- Task instructions
Copy every entry word for word, but skip the pictures.

[Extracted records]
+ + + + +
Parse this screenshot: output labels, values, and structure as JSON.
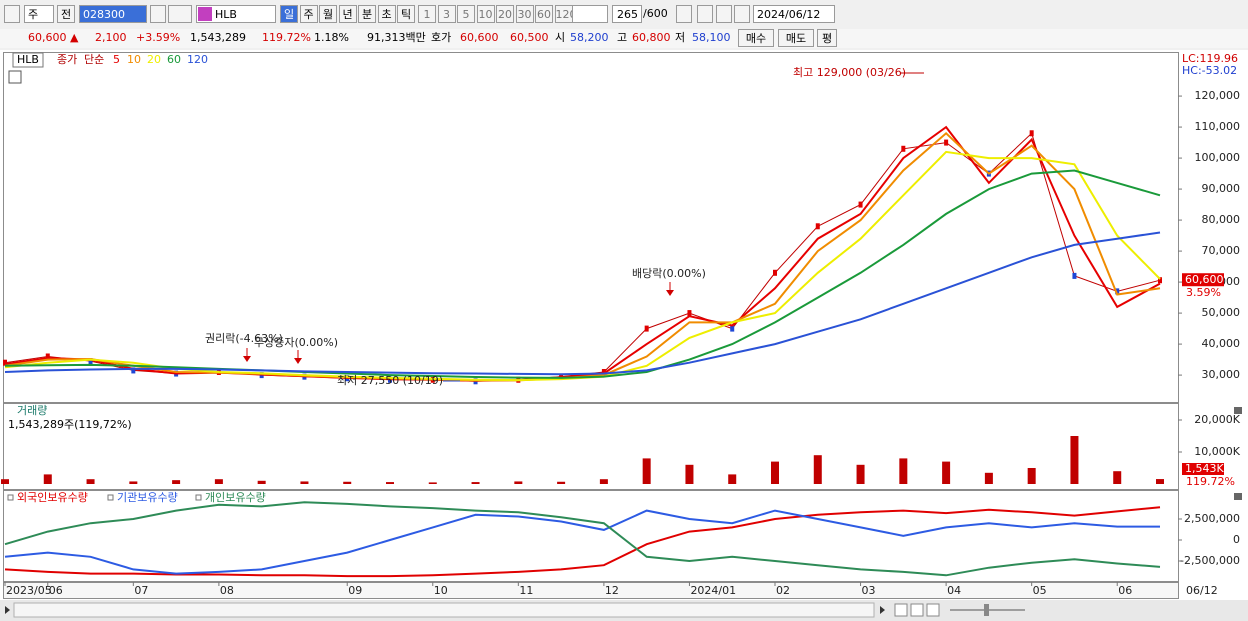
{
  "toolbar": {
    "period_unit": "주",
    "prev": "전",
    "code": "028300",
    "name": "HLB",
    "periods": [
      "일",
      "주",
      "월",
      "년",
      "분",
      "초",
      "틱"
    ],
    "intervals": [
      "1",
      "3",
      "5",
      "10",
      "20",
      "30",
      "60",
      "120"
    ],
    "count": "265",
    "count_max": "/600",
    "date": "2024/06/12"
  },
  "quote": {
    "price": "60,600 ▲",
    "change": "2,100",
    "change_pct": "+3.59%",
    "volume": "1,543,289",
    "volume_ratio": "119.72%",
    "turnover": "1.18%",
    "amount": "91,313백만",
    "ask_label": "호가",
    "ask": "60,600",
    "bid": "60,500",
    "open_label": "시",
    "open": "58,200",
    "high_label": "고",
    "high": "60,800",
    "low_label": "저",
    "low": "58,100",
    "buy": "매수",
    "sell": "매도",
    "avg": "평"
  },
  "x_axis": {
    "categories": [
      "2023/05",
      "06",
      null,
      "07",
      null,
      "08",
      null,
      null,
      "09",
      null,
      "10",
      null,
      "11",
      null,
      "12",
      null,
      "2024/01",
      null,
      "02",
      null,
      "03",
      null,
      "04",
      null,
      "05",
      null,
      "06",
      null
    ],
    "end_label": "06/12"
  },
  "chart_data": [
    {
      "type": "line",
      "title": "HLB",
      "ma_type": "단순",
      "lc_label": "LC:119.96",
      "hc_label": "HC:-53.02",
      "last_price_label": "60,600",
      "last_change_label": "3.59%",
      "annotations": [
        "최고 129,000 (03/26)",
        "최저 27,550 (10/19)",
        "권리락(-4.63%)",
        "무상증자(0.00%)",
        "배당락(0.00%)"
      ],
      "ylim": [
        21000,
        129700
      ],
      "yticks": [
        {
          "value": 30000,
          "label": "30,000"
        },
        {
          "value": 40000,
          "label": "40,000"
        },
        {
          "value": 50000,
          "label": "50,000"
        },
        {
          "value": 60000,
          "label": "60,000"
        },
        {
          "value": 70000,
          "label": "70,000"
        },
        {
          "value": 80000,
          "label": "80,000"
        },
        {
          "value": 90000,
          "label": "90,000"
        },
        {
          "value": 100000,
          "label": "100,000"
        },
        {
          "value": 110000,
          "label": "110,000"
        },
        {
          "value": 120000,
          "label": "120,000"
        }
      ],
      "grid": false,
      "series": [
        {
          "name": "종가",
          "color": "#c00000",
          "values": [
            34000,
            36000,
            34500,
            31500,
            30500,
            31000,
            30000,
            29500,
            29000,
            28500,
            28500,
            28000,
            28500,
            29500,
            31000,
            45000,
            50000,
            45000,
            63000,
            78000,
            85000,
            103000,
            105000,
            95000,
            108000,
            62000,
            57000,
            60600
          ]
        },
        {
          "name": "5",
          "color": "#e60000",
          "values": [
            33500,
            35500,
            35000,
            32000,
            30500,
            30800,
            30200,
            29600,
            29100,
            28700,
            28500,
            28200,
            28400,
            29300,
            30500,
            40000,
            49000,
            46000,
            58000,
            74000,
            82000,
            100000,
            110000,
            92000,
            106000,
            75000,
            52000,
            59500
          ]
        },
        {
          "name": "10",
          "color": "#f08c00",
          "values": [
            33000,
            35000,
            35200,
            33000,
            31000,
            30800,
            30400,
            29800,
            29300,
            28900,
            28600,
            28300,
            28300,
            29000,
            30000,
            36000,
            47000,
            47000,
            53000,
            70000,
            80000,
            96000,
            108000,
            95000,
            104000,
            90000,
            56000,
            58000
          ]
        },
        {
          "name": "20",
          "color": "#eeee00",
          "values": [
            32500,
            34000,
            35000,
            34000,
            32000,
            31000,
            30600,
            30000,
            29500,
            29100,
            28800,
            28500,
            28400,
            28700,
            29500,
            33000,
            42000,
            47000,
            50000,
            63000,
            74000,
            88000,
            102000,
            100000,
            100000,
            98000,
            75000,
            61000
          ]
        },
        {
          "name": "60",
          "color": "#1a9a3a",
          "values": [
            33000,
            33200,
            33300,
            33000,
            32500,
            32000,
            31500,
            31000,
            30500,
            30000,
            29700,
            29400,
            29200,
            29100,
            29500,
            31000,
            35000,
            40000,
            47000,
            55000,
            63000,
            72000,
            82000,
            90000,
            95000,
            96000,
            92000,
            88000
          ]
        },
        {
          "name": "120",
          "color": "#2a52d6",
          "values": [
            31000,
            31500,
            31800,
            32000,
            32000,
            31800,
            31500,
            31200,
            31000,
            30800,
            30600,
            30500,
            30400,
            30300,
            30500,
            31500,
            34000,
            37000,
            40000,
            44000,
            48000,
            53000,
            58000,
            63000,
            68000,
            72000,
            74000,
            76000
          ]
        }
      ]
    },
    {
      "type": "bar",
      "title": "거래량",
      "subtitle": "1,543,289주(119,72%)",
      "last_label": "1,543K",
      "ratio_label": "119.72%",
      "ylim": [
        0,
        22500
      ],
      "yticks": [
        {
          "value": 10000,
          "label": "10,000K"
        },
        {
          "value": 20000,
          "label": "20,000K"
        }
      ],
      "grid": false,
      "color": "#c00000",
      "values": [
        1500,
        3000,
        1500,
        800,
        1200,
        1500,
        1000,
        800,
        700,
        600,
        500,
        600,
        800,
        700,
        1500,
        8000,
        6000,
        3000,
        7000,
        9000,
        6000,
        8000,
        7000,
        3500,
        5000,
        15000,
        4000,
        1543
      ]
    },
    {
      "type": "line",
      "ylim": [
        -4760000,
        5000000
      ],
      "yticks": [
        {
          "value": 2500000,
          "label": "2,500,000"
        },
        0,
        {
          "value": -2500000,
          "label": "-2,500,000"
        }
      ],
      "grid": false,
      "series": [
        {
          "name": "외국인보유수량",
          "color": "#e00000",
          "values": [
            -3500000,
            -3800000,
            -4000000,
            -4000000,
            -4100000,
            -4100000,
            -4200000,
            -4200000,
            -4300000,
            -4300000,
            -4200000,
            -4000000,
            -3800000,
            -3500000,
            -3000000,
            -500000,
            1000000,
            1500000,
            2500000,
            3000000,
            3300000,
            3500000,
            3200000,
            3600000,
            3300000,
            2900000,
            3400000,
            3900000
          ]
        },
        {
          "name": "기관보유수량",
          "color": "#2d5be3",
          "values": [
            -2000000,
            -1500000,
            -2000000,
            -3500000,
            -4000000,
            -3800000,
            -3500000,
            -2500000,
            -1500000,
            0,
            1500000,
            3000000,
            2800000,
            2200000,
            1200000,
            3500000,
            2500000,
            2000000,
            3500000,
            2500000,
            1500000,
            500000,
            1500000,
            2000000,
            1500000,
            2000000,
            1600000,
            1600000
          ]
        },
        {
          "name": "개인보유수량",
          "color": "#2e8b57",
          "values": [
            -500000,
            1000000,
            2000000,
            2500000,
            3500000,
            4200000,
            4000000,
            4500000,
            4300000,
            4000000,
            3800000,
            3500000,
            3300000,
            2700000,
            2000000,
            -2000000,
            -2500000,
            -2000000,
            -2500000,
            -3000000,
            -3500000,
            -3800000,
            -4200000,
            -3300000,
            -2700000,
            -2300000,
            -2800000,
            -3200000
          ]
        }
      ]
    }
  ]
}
+ + + + +
- Correct result
Parse this screenshot: output labels, values, and structure as JSON.
{
  "toolbar": {
    "period_unit": "주",
    "prev": "전",
    "code": "028300",
    "name": "HLB",
    "periods": [
      "일",
      "주",
      "월",
      "년",
      "분",
      "초",
      "틱"
    ],
    "intervals": [
      "1",
      "3",
      "5",
      "10",
      "20",
      "30",
      "60",
      "120"
    ],
    "count": "265",
    "count_max": "/600",
    "date": "2024/06/12"
  },
  "quote": {
    "price": "60,600 ▲",
    "change": "2,100",
    "change_pct": "+3.59%",
    "volume": "1,543,289",
    "volume_ratio": "119.72%",
    "turnover": "1.18%",
    "amount": "91,313백만",
    "ask_label": "호가",
    "ask": "60,600",
    "bid": "60,500",
    "open_label": "시",
    "open": "58,200",
    "high_label": "고",
    "high": "60,800",
    "low_label": "저",
    "low": "58,100",
    "buy": "매수",
    "sell": "매도",
    "avg": "평"
  },
  "x_axis": {
    "categories": [
      "2023/05",
      "06",
      null,
      "07",
      null,
      "08",
      null,
      null,
      "09",
      null,
      "10",
      null,
      "11",
      null,
      "12",
      null,
      "2024/01",
      null,
      "02",
      null,
      "03",
      null,
      "04",
      null,
      "05",
      null,
      "06",
      null
    ],
    "end_label": "06/12"
  },
  "chart_data": [
    {
      "type": "line",
      "title": "HLB",
      "ma_type": "단순",
      "lc_label": "LC:119.96",
      "hc_label": "HC:-53.02",
      "last_price_label": "60,600",
      "last_change_label": "3.59%",
      "annotations": [
        "최고 129,000 (03/26)",
        "최저 27,550 (10/19)",
        "권리락(-4.63%)",
        "무상증자(0.00%)",
        "배당락(0.00%)"
      ],
      "ylim": [
        21000,
        129700
      ],
      "yticks": [
        {
          "value": 30000,
          "label": "30,000"
        },
        {
          "value": 40000,
          "label": "40,000"
        },
        {
          "value": 50000,
          "label": "50,000"
        },
        {
          "value": 60000,
          "label": "60,000"
        },
        {
          "value": 70000,
          "label": "70,000"
        },
        {
          "value": 80000,
          "label": "80,000"
        },
        {
          "value": 90000,
          "label": "90,000"
        },
        {
          "value": 100000,
          "label": "100,000"
        },
        {
          "value": 110000,
          "label": "110,000"
        },
        {
          "value": 120000,
          "label": "120,000"
        }
      ],
      "grid": false,
      "series": [
        {
          "name": "종가",
          "color": "#c00000",
          "values": [
            34000,
            36000,
            34500,
            31500,
            30500,
            31000,
            30000,
            29500,
            29000,
            28500,
            28500,
            28000,
            28500,
            29500,
            31000,
            45000,
            50000,
            45000,
            63000,
            78000,
            85000,
            103000,
            105000,
            95000,
            108000,
            62000,
            57000,
            60600
          ]
        },
        {
          "name": "5",
          "color": "#e60000",
          "values": [
            33500,
            35500,
            35000,
            32000,
            30500,
            30800,
            30200,
            29600,
            29100,
            28700,
            28500,
            28200,
            28400,
            29300,
            30500,
            40000,
            49000,
            46000,
            58000,
            74000,
            82000,
            100000,
            110000,
            92000,
            106000,
            75000,
            52000,
            59500
          ]
        },
        {
          "name": "10",
          "color": "#f08c00",
          "values": [
            33000,
            35000,
            35200,
            33000,
            31000,
            30800,
            30400,
            29800,
            29300,
            28900,
            28600,
            28300,
            28300,
            29000,
            30000,
            36000,
            47000,
            47000,
            53000,
            70000,
            80000,
            96000,
            108000,
            95000,
            104000,
            90000,
            56000,
            58000
          ]
        },
        {
          "name": "20",
          "color": "#eeee00",
          "values": [
            32500,
            34000,
            35000,
            34000,
            32000,
            31000,
            30600,
            30000,
            29500,
            29100,
            28800,
            28500,
            28400,
            28700,
            29500,
            33000,
            42000,
            47000,
            50000,
            63000,
            74000,
            88000,
            102000,
            100000,
            100000,
            98000,
            75000,
            61000
          ]
        },
        {
          "name": "60",
          "color": "#1a9a3a",
          "values": [
            33000,
            33200,
            33300,
            33000,
            32500,
            32000,
            31500,
            31000,
            30500,
            30000,
            29700,
            29400,
            29200,
            29100,
            29500,
            31000,
            35000,
            40000,
            47000,
            55000,
            63000,
            72000,
            82000,
            90000,
            95000,
            96000,
            92000,
            88000
          ]
        },
        {
          "name": "120",
          "color": "#2a52d6",
          "values": [
            31000,
            31500,
            31800,
            32000,
            32000,
            31800,
            31500,
            31200,
            31000,
            30800,
            30600,
            30500,
            30400,
            30300,
            30500,
            31500,
            34000,
            37000,
            40000,
            44000,
            48000,
            53000,
            58000,
            63000,
            68000,
            72000,
            74000,
            76000
          ]
        }
      ]
    },
    {
      "type": "bar",
      "title": "거래량",
      "subtitle": "1,543,289주(119,72%)",
      "last_label": "1,543K",
      "ratio_label": "119.72%",
      "ylim": [
        0,
        22500
      ],
      "yticks": [
        {
          "value": 10000,
          "label": "10,000K"
        },
        {
          "value": 20000,
          "label": "20,000K"
        }
      ],
      "grid": false,
      "color": "#c00000",
      "values": [
        1500,
        3000,
        1500,
        800,
        1200,
        1500,
        1000,
        800,
        700,
        600,
        500,
        600,
        800,
        700,
        1500,
        8000,
        6000,
        3000,
        7000,
        9000,
        6000,
        8000,
        7000,
        3500,
        5000,
        15000,
        4000,
        1543
      ]
    },
    {
      "type": "line",
      "ylim": [
        -4760000,
        5000000
      ],
      "yticks": [
        {
          "value": 2500000,
          "label": "2,500,000"
        },
        0,
        {
          "value": -2500000,
          "label": "-2,500,000"
        }
      ],
      "grid": false,
      "series": [
        {
          "name": "외국인보유수량",
          "color": "#e00000",
          "values": [
            -3500000,
            -3800000,
            -4000000,
            -4000000,
            -4100000,
            -4100000,
            -4200000,
            -4200000,
            -4300000,
            -4300000,
            -4200000,
            -4000000,
            -3800000,
            -3500000,
            -3000000,
            -500000,
            1000000,
            1500000,
            2500000,
            3000000,
            3300000,
            3500000,
            3200000,
            3600000,
            3300000,
            2900000,
            3400000,
            3900000
          ]
        },
        {
          "name": "기관보유수량",
          "color": "#2d5be3",
          "values": [
            -2000000,
            -1500000,
            -2000000,
            -3500000,
            -4000000,
            -3800000,
            -3500000,
            -2500000,
            -1500000,
            0,
            1500000,
            3000000,
            2800000,
            2200000,
            1200000,
            3500000,
            2500000,
            2000000,
            3500000,
            2500000,
            1500000,
            500000,
            1500000,
            2000000,
            1500000,
            2000000,
            1600000,
            1600000
          ]
        },
        {
          "name": "개인보유수량",
          "color": "#2e8b57",
          "values": [
            -500000,
            1000000,
            2000000,
            2500000,
            3500000,
            4200000,
            4000000,
            4500000,
            4300000,
            4000000,
            3800000,
            3500000,
            3300000,
            2700000,
            2000000,
            -2000000,
            -2500000,
            -2000000,
            -2500000,
            -3000000,
            -3500000,
            -3800000,
            -4200000,
            -3300000,
            -2700000,
            -2300000,
            -2800000,
            -3200000
          ]
        }
      ]
    }
  ]
}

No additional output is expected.